Requirements —
Gather all lines with the word "признаковъ" in them.

+++ Records for the task

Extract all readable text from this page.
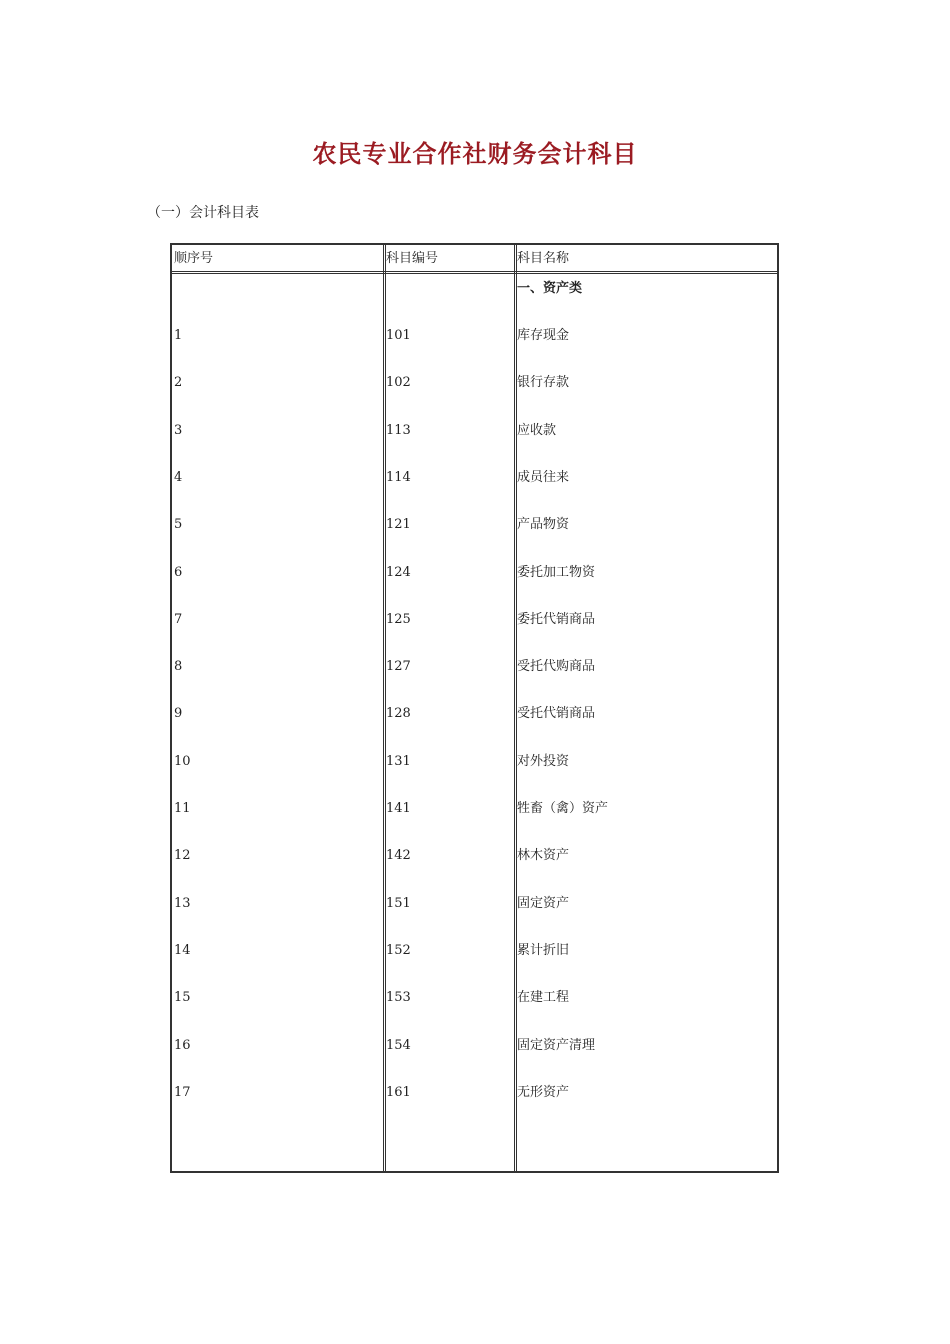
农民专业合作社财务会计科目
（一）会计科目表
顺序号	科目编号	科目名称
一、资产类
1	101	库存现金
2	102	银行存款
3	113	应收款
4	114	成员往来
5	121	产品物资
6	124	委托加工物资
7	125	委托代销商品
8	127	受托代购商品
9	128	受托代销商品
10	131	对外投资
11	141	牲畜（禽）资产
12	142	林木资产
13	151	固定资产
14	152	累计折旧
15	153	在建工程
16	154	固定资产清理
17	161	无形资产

++++++
+++ Records for the task

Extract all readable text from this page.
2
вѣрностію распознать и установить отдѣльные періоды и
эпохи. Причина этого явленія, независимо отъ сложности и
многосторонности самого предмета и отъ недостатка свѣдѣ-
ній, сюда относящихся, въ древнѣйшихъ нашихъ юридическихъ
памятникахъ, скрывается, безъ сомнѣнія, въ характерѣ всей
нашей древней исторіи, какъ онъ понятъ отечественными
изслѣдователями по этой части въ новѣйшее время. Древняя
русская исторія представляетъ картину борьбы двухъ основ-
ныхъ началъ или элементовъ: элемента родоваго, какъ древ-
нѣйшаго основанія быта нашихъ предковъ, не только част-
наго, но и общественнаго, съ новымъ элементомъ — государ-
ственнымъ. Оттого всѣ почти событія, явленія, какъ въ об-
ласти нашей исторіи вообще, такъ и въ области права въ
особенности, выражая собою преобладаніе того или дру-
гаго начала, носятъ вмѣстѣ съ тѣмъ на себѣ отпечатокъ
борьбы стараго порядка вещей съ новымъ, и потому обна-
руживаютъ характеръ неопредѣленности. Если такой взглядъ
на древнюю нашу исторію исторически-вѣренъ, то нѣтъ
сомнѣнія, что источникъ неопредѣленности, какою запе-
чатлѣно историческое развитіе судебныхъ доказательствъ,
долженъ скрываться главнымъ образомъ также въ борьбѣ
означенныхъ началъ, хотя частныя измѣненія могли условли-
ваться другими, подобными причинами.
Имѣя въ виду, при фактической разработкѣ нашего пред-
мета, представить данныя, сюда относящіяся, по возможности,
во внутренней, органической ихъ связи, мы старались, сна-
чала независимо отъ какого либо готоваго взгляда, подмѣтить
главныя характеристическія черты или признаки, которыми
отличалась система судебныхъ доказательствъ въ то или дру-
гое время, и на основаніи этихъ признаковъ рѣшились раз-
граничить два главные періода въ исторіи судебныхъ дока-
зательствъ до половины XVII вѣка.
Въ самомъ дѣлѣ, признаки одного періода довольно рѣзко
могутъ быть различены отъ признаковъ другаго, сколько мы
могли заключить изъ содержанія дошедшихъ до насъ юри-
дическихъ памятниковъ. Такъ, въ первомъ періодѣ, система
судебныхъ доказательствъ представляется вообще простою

++++++

Exercise result —
гое время, и на основаніи этихъ признаковъ рѣшились раз-
могутъ быть различены отъ признаковъ другаго, сколько мы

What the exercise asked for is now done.